#### SHORT TASK
Copy every entry word for word, but skip the pictures.

━━ DATA FOR PROCESSING

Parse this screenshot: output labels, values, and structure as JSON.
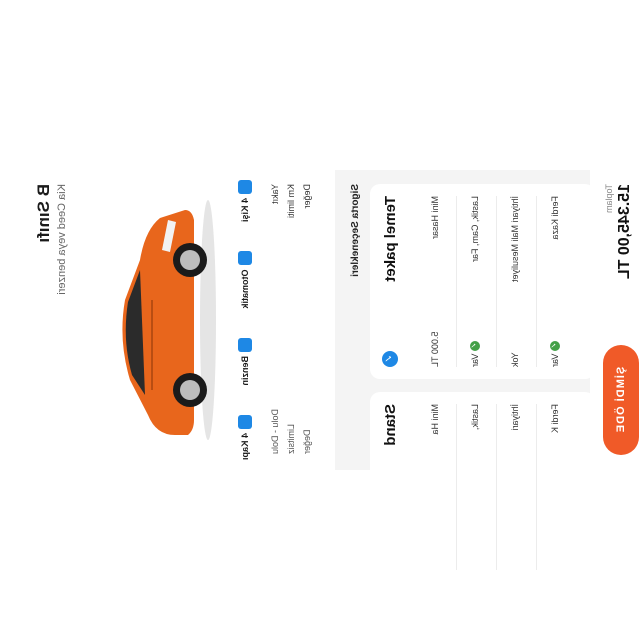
{
  "car": {
    "class_title": "B Sınıfı",
    "subtitle": "Kia Ceed veya benzeri"
  },
  "features": [
    {
      "icon": "seat-icon",
      "label": "4 Kişi"
    },
    {
      "icon": "gearbox-icon",
      "label": "Otomatik"
    },
    {
      "icon": "fuel-icon",
      "label": "Benzin"
    },
    {
      "icon": "door-icon",
      "label": "4 Kapı"
    }
  ],
  "specs": {
    "left_labels": [
      "Yakıt",
      "Km limiti",
      ""
    ],
    "right_values": [
      "Dolu - Dolu",
      "Limitsiz",
      "Değer"
    ],
    "left_extra": "Değer"
  },
  "section_title": "Sigorta Seçenekleri",
  "package_a": {
    "title": "Temel paket",
    "rows": [
      {
        "label": "Mini Hasar",
        "value": "5.000 TL",
        "check": false
      },
      {
        "label": "Lastik, Cam, Far",
        "value": "Var",
        "check": true
      },
      {
        "label": "İhtiyari Mali Mesuliyet",
        "value": "Yok",
        "check": false
      },
      {
        "label": "Ferdi Kaza",
        "value": "Var",
        "check": true
      }
    ]
  },
  "package_b": {
    "title": "Stand",
    "rows": [
      {
        "label": "Mini Ha"
      },
      {
        "label": "Lastik, "
      },
      {
        "label": "İhtiyari"
      },
      {
        "label": "Ferdi K"
      }
    ]
  },
  "footer": {
    "total_label": "Toplam",
    "total_value": "15.345,00 TL",
    "pay_button": "ŞİMDİ ÖDE"
  },
  "colors": {
    "accent": "#f05a28",
    "icon_blue": "#1e88e5",
    "check_green": "#43a047",
    "car_orange": "#e8661c"
  }
}
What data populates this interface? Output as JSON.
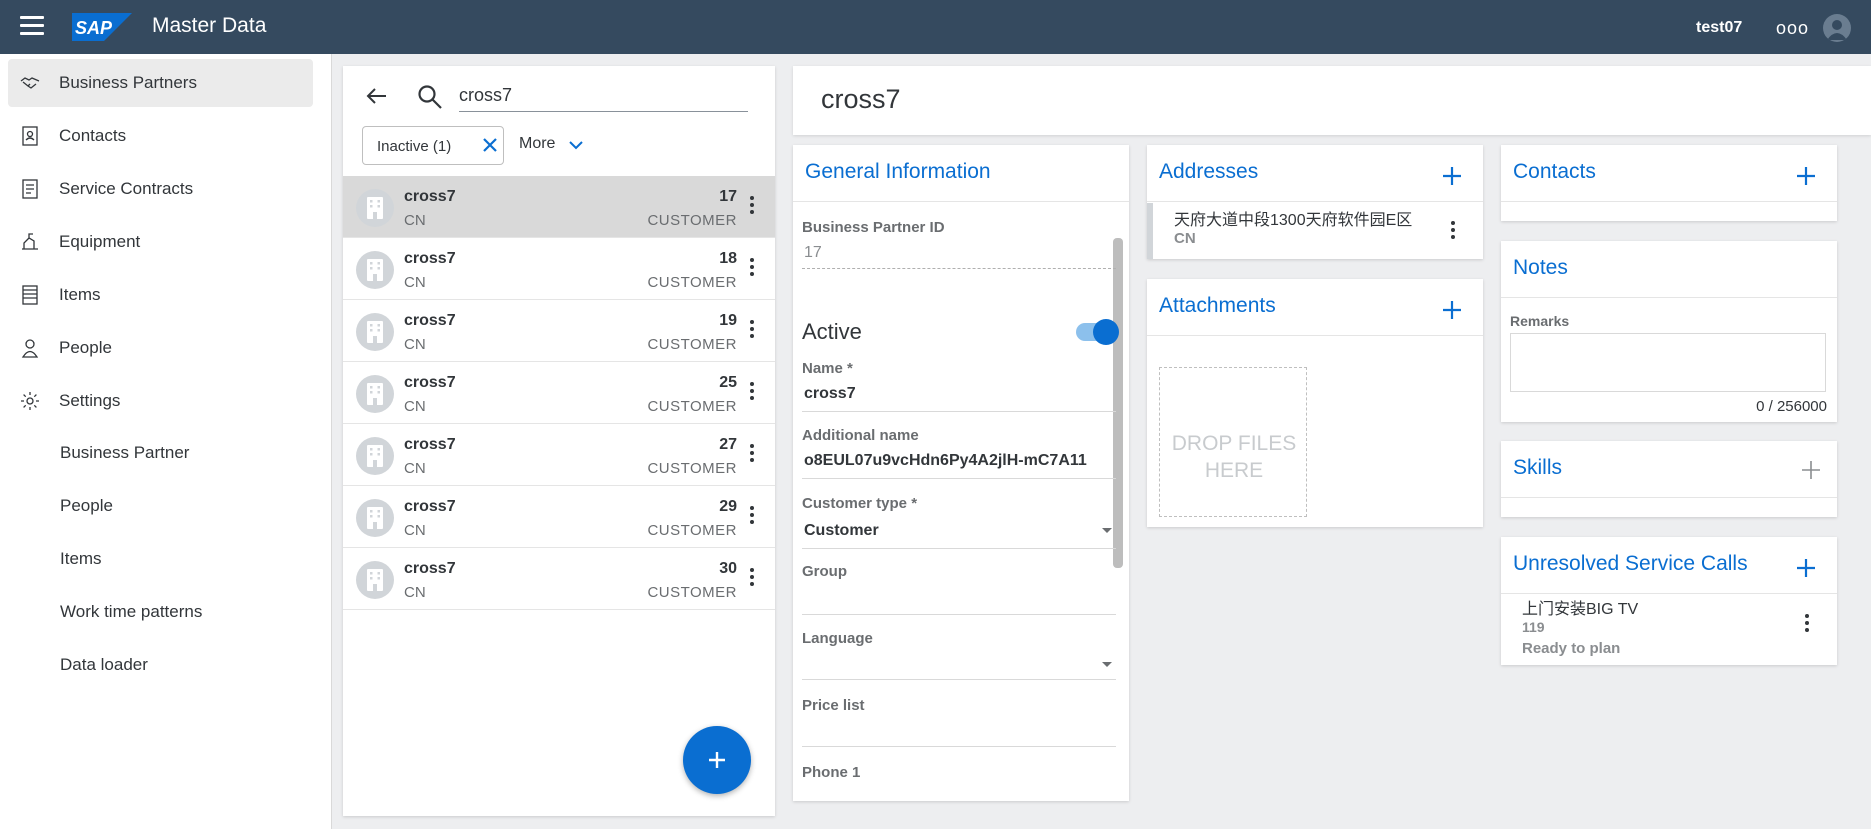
{
  "app": {
    "brand": "SAP",
    "title": "Master Data",
    "user": "test07",
    "more_label": "ooo"
  },
  "sidebar": {
    "items": [
      {
        "label": "Business Partners",
        "icon": "handshake-icon",
        "active": true
      },
      {
        "label": "Contacts",
        "icon": "contact-card-icon"
      },
      {
        "label": "Service Contracts",
        "icon": "contract-icon"
      },
      {
        "label": "Equipment",
        "icon": "equipment-icon"
      },
      {
        "label": "Items",
        "icon": "items-list-icon"
      },
      {
        "label": "People",
        "icon": "person-icon"
      },
      {
        "label": "Settings",
        "icon": "gear-icon"
      }
    ],
    "sub_items": [
      {
        "label": "Business Partner"
      },
      {
        "label": "People"
      },
      {
        "label": "Items"
      },
      {
        "label": "Work time patterns"
      },
      {
        "label": "Data loader"
      }
    ]
  },
  "list": {
    "search_value": "cross7",
    "filter_chip": "Inactive (1)",
    "more_label": "More",
    "rows": [
      {
        "name": "cross7",
        "country": "CN",
        "id": "17",
        "type": "CUSTOMER",
        "selected": true
      },
      {
        "name": "cross7",
        "country": "CN",
        "id": "18",
        "type": "CUSTOMER"
      },
      {
        "name": "cross7",
        "country": "CN",
        "id": "19",
        "type": "CUSTOMER"
      },
      {
        "name": "cross7",
        "country": "CN",
        "id": "25",
        "type": "CUSTOMER"
      },
      {
        "name": "cross7",
        "country": "CN",
        "id": "27",
        "type": "CUSTOMER"
      },
      {
        "name": "cross7",
        "country": "CN",
        "id": "29",
        "type": "CUSTOMER"
      },
      {
        "name": "cross7",
        "country": "CN",
        "id": "30",
        "type": "CUSTOMER"
      }
    ]
  },
  "detail": {
    "title": "cross7",
    "general": {
      "title": "General Information",
      "bp_id_label": "Business Partner ID",
      "bp_id_value": "17",
      "active_label": "Active",
      "active": true,
      "name_label": "Name *",
      "name_value": "cross7",
      "additional_name_label": "Additional name",
      "additional_name_value": "o8EUL07u9vcHdn6Py4A2jlH-mC7A11",
      "customer_type_label": "Customer type *",
      "customer_type_value": "Customer",
      "group_label": "Group",
      "language_label": "Language",
      "price_list_label": "Price list",
      "phone1_label": "Phone 1"
    },
    "addresses": {
      "title": "Addresses",
      "items": [
        {
          "line1": "天府大道中段1300天府软件园E区",
          "line2": "CN"
        }
      ]
    },
    "attachments": {
      "title": "Attachments",
      "dropzone_text": "DROP FILES HERE"
    },
    "contacts": {
      "title": "Contacts"
    },
    "notes": {
      "title": "Notes",
      "remarks_label": "Remarks",
      "remarks_value": "",
      "counter": "0 / 256000"
    },
    "skills": {
      "title": "Skills"
    },
    "service_calls": {
      "title": "Unresolved Service Calls",
      "items": [
        {
          "title": "上门安装BIG TV",
          "id": "119",
          "status": "Ready to plan"
        }
      ]
    }
  },
  "colors": {
    "shell": "#354a5f",
    "accent": "#0a6ed1",
    "background": "#edeef0"
  }
}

━━━━

#### EXERCISE RESULT
Parse this screenshot: output labels, values, and structure as JSON.
{
  "car": {
    "class_title": "B Sınıfı",
    "subtitle": "Kia Ceed veya benzeri"
  },
  "features": [
    {
      "icon": "seat-icon",
      "label": "4 Kişi"
    },
    {
      "icon": "gearbox-icon",
      "label": "Otomatik"
    },
    {
      "icon": "fuel-icon",
      "label": "Benzin"
    },
    {
      "icon": "door-icon",
      "label": "4 Kapı"
    }
  ],
  "specs": {
    "left_labels": [
      "Yakıt",
      "Km limiti",
      ""
    ],
    "right_values": [
      "Dolu - Dolu",
      "Limitsiz",
      "Değer"
    ],
    "left_extra": "Değer"
  },
  "section_title": "Sigorta Seçenekleri",
  "package_a": {
    "title": "Temel paket",
    "rows": [
      {
        "label": "Mini Hasar",
        "value": "5.000 TL",
        "check": false
      },
      {
        "label": "Lastik, Cam, Far",
        "value": "Var",
        "check": true
      },
      {
        "label": "İhtiyari Mali Mesuliyet",
        "value": "Yok",
        "check": false
      },
      {
        "label": "Ferdi Kaza",
        "value": "Var",
        "check": true
      }
    ]
  },
  "package_b": {
    "title": "Stand",
    "rows": [
      {
        "label": "Mini Ha"
      },
      {
        "label": "Lastik, "
      },
      {
        "label": "İhtiyari"
      },
      {
        "label": "Ferdi K"
      }
    ]
  },
  "footer": {
    "total_label": "Toplam",
    "total_value": "15.345,00 TL",
    "pay_button": "ŞİMDİ ÖDE"
  },
  "colors": {
    "accent": "#f05a28",
    "icon_blue": "#1e88e5",
    "check_green": "#43a047",
    "car_orange": "#e8661c"
  }
}
What data populates this interface? Output as JSON.
{
  "app": {
    "brand": "SAP",
    "title": "Master Data",
    "user": "test07",
    "more_label": "ooo"
  },
  "sidebar": {
    "items": [
      {
        "label": "Business Partners",
        "icon": "handshake-icon",
        "active": true
      },
      {
        "label": "Contacts",
        "icon": "contact-card-icon"
      },
      {
        "label": "Service Contracts",
        "icon": "contract-icon"
      },
      {
        "label": "Equipment",
        "icon": "equipment-icon"
      },
      {
        "label": "Items",
        "icon": "items-list-icon"
      },
      {
        "label": "People",
        "icon": "person-icon"
      },
      {
        "label": "Settings",
        "icon": "gear-icon"
      }
    ],
    "sub_items": [
      {
        "label": "Business Partner"
      },
      {
        "label": "People"
      },
      {
        "label": "Items"
      },
      {
        "label": "Work time patterns"
      },
      {
        "label": "Data loader"
      }
    ]
  },
  "list": {
    "search_value": "cross7",
    "filter_chip": "Inactive (1)",
    "more_label": "More",
    "rows": [
      {
        "name": "cross7",
        "country": "CN",
        "id": "17",
        "type": "CUSTOMER",
        "selected": true
      },
      {
        "name": "cross7",
        "country": "CN",
        "id": "18",
        "type": "CUSTOMER"
      },
      {
        "name": "cross7",
        "country": "CN",
        "id": "19",
        "type": "CUSTOMER"
      },
      {
        "name": "cross7",
        "country": "CN",
        "id": "25",
        "type": "CUSTOMER"
      },
      {
        "name": "cross7",
        "country": "CN",
        "id": "27",
        "type": "CUSTOMER"
      },
      {
        "name": "cross7",
        "country": "CN",
        "id": "29",
        "type": "CUSTOMER"
      },
      {
        "name": "cross7",
        "country": "CN",
        "id": "30",
        "type": "CUSTOMER"
      }
    ]
  },
  "detail": {
    "title": "cross7",
    "general": {
      "title": "General Information",
      "bp_id_label": "Business Partner ID",
      "bp_id_value": "17",
      "active_label": "Active",
      "active": true,
      "name_label": "Name *",
      "name_value": "cross7",
      "additional_name_label": "Additional name",
      "additional_name_value": "o8EUL07u9vcHdn6Py4A2jlH-mC7A11",
      "customer_type_label": "Customer type *",
      "customer_type_value": "Customer",
      "group_label": "Group",
      "language_label": "Language",
      "price_list_label": "Price list",
      "phone1_label": "Phone 1"
    },
    "addresses": {
      "title": "Addresses",
      "items": [
        {
          "line1": "天府大道中段1300天府软件园E区",
          "line2": "CN"
        }
      ]
    },
    "attachments": {
      "title": "Attachments",
      "dropzone_text": "DROP FILES HERE"
    },
    "contacts": {
      "title": "Contacts"
    },
    "notes": {
      "title": "Notes",
      "remarks_label": "Remarks",
      "remarks_value": "",
      "counter": "0 / 256000"
    },
    "skills": {
      "title": "Skills"
    },
    "service_calls": {
      "title": "Unresolved Service Calls",
      "items": [
        {
          "title": "上门安装BIG TV",
          "id": "119",
          "status": "Ready to plan"
        }
      ]
    }
  },
  "colors": {
    "shell": "#354a5f",
    "accent": "#0a6ed1",
    "background": "#edeef0"
  }
}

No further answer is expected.